══ Provided material
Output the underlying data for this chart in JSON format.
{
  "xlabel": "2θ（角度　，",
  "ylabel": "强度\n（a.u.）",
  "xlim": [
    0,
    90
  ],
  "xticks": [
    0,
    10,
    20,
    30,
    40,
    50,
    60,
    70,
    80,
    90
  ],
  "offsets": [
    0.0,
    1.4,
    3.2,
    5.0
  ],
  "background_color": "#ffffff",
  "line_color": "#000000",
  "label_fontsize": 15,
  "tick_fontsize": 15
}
════
What you are asked to do »
Repeat each entry word for word.

The output »
Output the underlying data for this chart in JSON format.
{
  "xlabel": "2θ（角度　，",
  "ylabel": "强度\n（a.u.）",
  "xlim": [
    0,
    90
  ],
  "xticks": [
    0,
    10,
    20,
    30,
    40,
    50,
    60,
    70,
    80,
    90
  ],
  "offsets": [
    0.0,
    1.4,
    3.2,
    5.0
  ],
  "background_color": "#ffffff",
  "line_color": "#000000",
  "label_fontsize": 15,
  "tick_fontsize": 15
}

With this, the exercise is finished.